##### DATA LISTING

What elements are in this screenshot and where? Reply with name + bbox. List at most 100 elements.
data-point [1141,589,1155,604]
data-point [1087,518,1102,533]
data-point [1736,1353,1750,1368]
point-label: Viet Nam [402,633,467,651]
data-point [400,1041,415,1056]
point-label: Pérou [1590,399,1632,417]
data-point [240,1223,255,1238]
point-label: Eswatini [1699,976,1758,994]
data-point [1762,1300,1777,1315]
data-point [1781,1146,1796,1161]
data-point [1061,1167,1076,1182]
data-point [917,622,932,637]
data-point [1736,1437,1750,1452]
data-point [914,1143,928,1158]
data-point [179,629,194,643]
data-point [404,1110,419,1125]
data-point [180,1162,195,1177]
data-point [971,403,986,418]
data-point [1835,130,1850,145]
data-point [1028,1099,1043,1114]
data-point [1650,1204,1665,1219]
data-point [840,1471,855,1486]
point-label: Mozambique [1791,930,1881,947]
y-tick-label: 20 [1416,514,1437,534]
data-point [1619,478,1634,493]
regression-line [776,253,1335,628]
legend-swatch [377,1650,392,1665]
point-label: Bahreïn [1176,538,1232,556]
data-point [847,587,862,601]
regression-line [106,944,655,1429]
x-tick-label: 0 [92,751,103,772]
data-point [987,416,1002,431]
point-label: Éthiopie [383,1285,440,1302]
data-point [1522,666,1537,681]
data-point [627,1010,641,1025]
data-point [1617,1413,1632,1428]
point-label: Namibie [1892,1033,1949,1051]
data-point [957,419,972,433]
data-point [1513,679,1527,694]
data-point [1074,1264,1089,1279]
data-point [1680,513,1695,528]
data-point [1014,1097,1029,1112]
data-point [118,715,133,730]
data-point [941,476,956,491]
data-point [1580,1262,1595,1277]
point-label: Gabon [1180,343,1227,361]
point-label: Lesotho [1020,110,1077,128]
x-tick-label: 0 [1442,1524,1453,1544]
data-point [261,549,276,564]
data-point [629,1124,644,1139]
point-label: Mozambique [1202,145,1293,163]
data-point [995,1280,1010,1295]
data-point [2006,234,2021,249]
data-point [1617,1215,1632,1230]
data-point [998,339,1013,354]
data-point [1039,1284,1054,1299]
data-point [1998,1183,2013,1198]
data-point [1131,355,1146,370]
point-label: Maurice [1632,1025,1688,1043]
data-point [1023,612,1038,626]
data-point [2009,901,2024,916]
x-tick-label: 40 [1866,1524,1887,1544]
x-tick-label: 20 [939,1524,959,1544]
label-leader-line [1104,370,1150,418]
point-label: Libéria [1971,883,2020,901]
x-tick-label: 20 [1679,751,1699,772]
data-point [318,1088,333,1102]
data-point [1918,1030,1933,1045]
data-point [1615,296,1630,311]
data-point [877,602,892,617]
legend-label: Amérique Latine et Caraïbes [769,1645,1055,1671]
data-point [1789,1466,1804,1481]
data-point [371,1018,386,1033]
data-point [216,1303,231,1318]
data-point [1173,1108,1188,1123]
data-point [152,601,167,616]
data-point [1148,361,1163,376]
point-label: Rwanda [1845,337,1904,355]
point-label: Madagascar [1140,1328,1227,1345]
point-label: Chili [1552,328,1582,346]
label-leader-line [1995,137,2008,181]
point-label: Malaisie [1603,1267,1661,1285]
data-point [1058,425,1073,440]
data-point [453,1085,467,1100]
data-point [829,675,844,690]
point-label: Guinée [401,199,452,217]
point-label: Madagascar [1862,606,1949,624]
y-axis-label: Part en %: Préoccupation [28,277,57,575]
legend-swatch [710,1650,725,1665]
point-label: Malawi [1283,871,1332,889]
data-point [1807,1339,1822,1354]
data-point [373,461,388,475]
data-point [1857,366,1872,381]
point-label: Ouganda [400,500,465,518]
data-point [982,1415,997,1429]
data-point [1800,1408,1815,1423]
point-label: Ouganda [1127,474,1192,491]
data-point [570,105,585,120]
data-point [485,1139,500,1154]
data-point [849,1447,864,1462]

##########

| GIVEN TASK |
Can you give every line of the items above as a numbered list, with the blank lines left out?

| RESPONSE TO THIS TASK |
1. What elements are in this screenshot and where? Reply with name + bbox. List at most 100 elements.
2. data-point [1141,589,1155,604]
3. data-point [1087,518,1102,533]
4. data-point [1736,1353,1750,1368]
5. point-label: Viet Nam [402,633,467,651]
6. data-point [400,1041,415,1056]
7. point-label: Pérou [1590,399,1632,417]
8. data-point [240,1223,255,1238]
9. point-label: Eswatini [1699,976,1758,994]
10. data-point [1762,1300,1777,1315]
11. data-point [1781,1146,1796,1161]
12. data-point [1061,1167,1076,1182]
13. data-point [917,622,932,637]
14. data-point [1736,1437,1750,1452]
15. data-point [914,1143,928,1158]
16. data-point [179,629,194,643]
17. data-point [404,1110,419,1125]
18. data-point [180,1162,195,1177]
19. data-point [971,403,986,418]
20. data-point [1835,130,1850,145]
21. data-point [1028,1099,1043,1114]
22. data-point [1650,1204,1665,1219]
23. data-point [840,1471,855,1486]
24. point-label: Mozambique [1791,930,1881,947]
25. y-tick-label: 20 [1416,514,1437,534]
26. data-point [1619,478,1634,493]
27. regression-line [776,253,1335,628]
28. legend-swatch [377,1650,392,1665]
29. point-label: Bahreïn [1176,538,1232,556]
30. data-point [847,587,862,601]
31. regression-line [106,944,655,1429]
32. x-tick-label: 0 [92,751,103,772]
33. data-point [987,416,1002,431]
34. point-label: Éthiopie [383,1285,440,1302]
35. data-point [1522,666,1537,681]
36. data-point [627,1010,641,1025]
37. data-point [1617,1413,1632,1428]
38. point-label: Namibie [1892,1033,1949,1051]
39. data-point [957,419,972,433]
40. data-point [1513,679,1527,694]
41. data-point [1074,1264,1089,1279]
42. data-point [1680,513,1695,528]
43. data-point [1014,1097,1029,1112]
44. data-point [118,715,133,730]
45. data-point [941,476,956,491]
46. data-point [1580,1262,1595,1277]
47. point-label: Gabon [1180,343,1227,361]
48. point-label: Lesotho [1020,110,1077,128]
49. x-tick-label: 0 [1442,1524,1453,1544]
50. data-point [261,549,276,564]
51. data-point [629,1124,644,1139]
52. point-label: Mozambique [1202,145,1293,163]
53. data-point [995,1280,1010,1295]
54. data-point [2006,234,2021,249]
55. data-point [1617,1215,1632,1230]
56. data-point [998,339,1013,354]
57. data-point [1039,1284,1054,1299]
58. data-point [1998,1183,2013,1198]
59. data-point [1131,355,1146,370]
60. point-label: Maurice [1632,1025,1688,1043]
61. data-point [1023,612,1038,626]
62. data-point [2009,901,2024,916]
63. x-tick-label: 40 [1866,1524,1887,1544]
64. x-tick-label: 20 [939,1524,959,1544]
65. label-leader-line [1104,370,1150,418]
66. point-label: Libéria [1971,883,2020,901]
67. x-tick-label: 20 [1679,751,1699,772]
68. data-point [318,1088,333,1102]
69. data-point [1918,1030,1933,1045]
70. data-point [1615,296,1630,311]
71. data-point [877,602,892,617]
72. legend-label: Amérique Latine et Caraïbes [769,1645,1055,1671]
73. data-point [1789,1466,1804,1481]
74. data-point [371,1018,386,1033]
75. data-point [216,1303,231,1318]
76. data-point [1173,1108,1188,1123]
77. data-point [152,601,167,616]
78. data-point [1148,361,1163,376]
79. point-label: Rwanda [1845,337,1904,355]
80. point-label: Madagascar [1140,1328,1227,1345]
81. point-label: Chili [1552,328,1582,346]
82. label-leader-line [1995,137,2008,181]
83. point-label: Malaisie [1603,1267,1661,1285]
84. data-point [1058,425,1073,440]
85. data-point [453,1085,467,1100]
86. data-point [829,675,844,690]
87. point-label: Guinée [401,199,452,217]
88. point-label: Madagascar [1862,606,1949,624]
89. y-axis-label: Part en %: Préoccupation [28,277,57,575]
90. legend-swatch [710,1650,725,1665]
91. point-label: Malawi [1283,871,1332,889]
92. data-point [1807,1339,1822,1354]
93. data-point [373,461,388,475]
94. data-point [1857,366,1872,381]
95. point-label: Ouganda [400,500,465,518]
96. data-point [982,1415,997,1429]
97. data-point [1800,1408,1815,1423]
98. point-label: Ouganda [1127,474,1192,491]
99. data-point [570,105,585,120]
100. data-point [485,1139,500,1154]
101. data-point [849,1447,864,1462]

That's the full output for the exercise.